• _Excerpt provided_:
________________________________________

You have a bunch of blue links on a light blue background in a small, serif font face... Which I find to be murderous on the eyes to read for any length of time. I got to your "connect" page and couldn't take it. 

Also, your copyright at the bottom reads 2010. 

I'm sorry if this sounds harsh, as you probably coded this yourself... But there's quite a few simple things that you could to do increase the usability of your site.


----------



## .SimO. (Jan 28, 2013)

I'm not a big fan of the scripting section.  I get what you offer but if your main audience is going to be based on photography, then you should keep it that way.  The simple approach doesn't do it for me this time.  It is way too dull and nothing is attracting me to even want to click the "photography" section.  After viewing all three main categories, I still don't know what i'm supposed to get out of your site other than location and picture. I'm not getting the vibe of actual trips taken and taking in the essence from any of them.


----------



## Dikkie (Feb 2, 2013)

o hey tyler said:


> I have some issues with your site that kind of directly contradict what BlackSheep has said.

________________________________________

• _Record set_:
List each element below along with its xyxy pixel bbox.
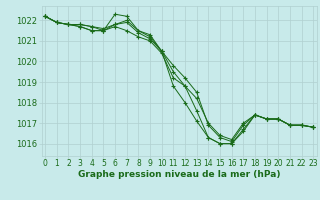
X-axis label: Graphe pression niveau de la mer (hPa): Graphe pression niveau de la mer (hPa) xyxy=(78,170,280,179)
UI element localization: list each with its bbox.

________________________________________

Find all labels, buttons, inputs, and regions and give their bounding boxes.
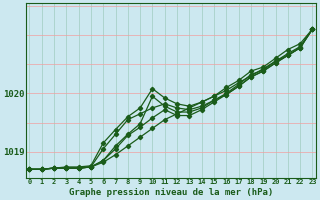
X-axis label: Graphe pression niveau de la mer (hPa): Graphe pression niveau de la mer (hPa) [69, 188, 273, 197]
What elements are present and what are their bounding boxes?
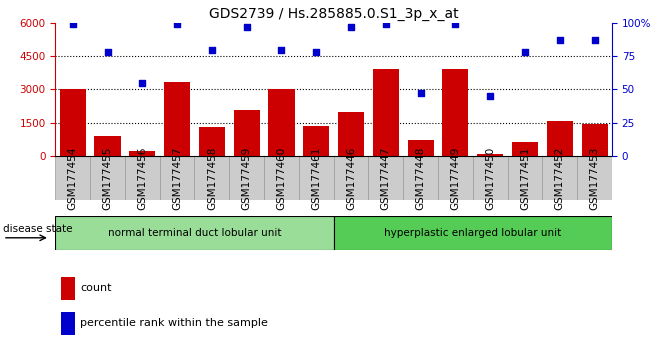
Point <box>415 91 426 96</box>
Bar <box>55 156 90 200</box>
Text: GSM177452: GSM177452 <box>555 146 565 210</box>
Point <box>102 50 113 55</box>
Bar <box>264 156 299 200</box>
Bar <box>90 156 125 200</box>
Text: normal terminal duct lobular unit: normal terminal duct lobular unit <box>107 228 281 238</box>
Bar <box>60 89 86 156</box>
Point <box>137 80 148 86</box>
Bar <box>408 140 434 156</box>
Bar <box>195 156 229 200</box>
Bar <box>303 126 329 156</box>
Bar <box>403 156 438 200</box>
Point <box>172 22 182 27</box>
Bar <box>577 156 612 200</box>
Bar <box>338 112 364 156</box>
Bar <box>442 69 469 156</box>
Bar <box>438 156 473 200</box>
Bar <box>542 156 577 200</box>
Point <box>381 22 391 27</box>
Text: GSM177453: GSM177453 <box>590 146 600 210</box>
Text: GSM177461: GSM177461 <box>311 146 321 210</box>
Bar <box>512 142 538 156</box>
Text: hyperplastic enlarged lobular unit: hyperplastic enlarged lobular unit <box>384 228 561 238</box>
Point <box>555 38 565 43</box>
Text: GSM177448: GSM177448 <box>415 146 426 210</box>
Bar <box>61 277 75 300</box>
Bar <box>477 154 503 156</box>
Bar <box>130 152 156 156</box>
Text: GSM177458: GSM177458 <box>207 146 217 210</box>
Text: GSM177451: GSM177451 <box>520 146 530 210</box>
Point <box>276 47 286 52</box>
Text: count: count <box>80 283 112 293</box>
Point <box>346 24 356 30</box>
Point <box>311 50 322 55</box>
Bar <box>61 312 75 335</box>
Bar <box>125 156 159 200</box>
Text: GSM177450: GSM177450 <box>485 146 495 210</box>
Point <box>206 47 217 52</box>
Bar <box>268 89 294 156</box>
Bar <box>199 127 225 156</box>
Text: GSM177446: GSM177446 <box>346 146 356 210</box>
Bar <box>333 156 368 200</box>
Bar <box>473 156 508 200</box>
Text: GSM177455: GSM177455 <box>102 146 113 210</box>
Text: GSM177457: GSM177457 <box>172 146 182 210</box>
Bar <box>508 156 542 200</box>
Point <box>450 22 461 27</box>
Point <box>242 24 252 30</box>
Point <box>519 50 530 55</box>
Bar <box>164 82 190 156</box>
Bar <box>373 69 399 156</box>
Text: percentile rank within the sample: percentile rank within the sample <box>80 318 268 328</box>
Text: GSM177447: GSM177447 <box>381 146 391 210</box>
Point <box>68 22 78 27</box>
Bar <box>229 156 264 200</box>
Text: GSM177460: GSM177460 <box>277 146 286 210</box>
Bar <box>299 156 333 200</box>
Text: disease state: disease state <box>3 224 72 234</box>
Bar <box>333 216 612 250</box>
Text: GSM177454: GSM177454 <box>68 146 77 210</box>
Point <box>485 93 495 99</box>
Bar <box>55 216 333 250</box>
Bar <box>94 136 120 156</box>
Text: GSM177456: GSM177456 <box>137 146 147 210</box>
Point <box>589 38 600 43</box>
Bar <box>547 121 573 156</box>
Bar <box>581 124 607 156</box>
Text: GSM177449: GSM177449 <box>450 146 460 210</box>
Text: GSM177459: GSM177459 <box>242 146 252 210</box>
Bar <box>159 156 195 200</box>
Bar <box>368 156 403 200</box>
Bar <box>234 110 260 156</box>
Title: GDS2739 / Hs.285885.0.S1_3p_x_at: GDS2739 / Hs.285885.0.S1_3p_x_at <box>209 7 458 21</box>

________________________________________

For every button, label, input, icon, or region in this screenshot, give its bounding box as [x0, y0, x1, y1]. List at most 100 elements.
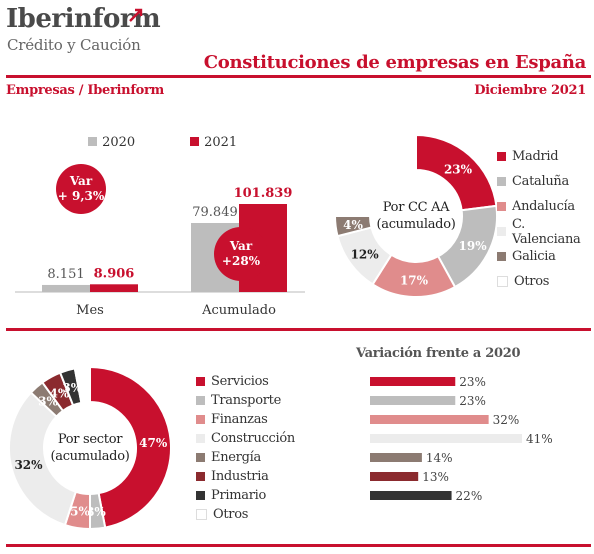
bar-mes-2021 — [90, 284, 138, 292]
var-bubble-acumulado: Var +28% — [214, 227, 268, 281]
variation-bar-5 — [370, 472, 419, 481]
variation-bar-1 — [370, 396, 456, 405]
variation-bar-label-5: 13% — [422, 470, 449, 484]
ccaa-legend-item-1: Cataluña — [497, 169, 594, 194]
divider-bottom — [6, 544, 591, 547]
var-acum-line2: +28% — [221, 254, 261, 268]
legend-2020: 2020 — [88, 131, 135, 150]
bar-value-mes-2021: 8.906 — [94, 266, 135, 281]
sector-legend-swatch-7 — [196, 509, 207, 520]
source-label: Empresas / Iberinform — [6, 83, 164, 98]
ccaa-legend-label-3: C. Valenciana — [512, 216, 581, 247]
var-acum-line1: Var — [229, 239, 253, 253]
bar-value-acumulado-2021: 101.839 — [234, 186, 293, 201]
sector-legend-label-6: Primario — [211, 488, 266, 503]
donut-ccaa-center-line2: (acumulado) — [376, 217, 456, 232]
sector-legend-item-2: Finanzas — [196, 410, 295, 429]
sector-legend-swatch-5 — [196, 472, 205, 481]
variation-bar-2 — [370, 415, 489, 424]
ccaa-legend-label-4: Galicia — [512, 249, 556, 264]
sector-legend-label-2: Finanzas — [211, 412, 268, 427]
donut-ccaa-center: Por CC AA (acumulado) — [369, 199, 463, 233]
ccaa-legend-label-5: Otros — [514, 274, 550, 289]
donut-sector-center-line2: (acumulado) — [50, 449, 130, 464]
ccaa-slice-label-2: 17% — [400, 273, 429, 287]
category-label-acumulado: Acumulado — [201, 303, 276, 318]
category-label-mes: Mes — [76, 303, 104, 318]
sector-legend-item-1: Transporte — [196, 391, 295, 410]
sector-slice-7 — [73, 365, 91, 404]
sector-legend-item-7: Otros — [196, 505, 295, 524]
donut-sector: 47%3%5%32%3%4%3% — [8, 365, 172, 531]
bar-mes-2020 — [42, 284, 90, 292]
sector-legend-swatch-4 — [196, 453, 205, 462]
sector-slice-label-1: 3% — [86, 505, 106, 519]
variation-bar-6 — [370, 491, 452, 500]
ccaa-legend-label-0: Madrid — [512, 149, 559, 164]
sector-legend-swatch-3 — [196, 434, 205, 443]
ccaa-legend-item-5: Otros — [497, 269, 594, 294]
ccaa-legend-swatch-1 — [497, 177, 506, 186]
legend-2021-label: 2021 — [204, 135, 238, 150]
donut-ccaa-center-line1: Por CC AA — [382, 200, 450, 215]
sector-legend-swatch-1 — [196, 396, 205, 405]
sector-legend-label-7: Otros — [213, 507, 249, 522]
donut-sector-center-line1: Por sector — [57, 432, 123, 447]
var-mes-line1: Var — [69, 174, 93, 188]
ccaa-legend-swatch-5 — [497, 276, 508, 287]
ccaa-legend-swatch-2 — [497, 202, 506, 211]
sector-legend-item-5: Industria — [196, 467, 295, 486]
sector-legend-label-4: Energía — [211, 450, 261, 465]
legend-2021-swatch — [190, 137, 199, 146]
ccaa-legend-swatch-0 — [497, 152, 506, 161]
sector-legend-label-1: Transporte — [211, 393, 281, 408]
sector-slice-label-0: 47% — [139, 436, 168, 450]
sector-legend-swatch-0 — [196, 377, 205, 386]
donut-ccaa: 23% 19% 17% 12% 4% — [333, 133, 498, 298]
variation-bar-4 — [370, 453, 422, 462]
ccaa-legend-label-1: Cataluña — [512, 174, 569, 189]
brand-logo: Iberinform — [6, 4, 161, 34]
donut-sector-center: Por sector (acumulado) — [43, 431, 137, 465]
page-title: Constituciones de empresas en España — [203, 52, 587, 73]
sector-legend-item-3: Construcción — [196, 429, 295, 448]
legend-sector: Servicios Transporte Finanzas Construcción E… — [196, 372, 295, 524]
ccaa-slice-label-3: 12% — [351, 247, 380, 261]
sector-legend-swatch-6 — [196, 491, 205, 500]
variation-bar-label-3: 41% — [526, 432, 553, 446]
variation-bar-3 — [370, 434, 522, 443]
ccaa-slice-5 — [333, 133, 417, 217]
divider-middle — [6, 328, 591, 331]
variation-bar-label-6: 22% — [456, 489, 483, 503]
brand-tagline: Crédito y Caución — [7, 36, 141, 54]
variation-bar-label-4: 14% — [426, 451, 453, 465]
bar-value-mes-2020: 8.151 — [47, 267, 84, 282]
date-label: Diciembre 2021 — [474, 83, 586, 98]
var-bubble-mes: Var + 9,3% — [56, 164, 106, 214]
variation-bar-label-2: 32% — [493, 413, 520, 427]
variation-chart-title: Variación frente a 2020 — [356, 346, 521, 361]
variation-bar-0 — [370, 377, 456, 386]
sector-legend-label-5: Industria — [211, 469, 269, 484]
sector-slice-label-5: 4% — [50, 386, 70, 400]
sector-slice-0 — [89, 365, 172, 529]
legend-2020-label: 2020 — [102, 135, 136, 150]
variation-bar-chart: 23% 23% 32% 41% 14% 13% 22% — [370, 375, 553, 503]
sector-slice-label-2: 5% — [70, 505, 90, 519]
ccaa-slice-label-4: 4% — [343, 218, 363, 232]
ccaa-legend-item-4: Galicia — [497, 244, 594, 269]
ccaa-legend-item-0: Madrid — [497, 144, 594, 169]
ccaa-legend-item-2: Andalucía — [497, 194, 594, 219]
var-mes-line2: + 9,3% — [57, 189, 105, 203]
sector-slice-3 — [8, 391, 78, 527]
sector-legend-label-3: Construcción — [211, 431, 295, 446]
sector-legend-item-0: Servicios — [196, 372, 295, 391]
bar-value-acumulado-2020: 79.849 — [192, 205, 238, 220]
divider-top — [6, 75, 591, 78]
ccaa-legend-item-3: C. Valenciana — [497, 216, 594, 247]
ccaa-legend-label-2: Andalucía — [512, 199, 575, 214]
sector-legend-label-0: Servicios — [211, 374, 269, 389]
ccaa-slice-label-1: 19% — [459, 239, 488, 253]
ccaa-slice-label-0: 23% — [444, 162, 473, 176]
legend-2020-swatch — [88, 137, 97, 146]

________________________________________

• _Challenges_:
- a) From the website critique thread, duplicate everything from "I'm sorry if" down to "(Jan 28, 2013)".
- b) Using the website critique thread, explain in one to three sentences why the first commenter gave up reading at the "connect" page.

• _Answers to the tasks_:
- a)
I'm sorry if this sounds harsh, as you probably coded this yourself... But there's quite a few simple things that you could to do increase the usability of your site.


----------



## .SimO. (Jan 28, 2013)

- b) The site shows blue links on a light blue background in a small serif font, which the commenter finds murderous on the eyes for any length of time. By the time the commenter reached the "connect" page, the strain was too much to take.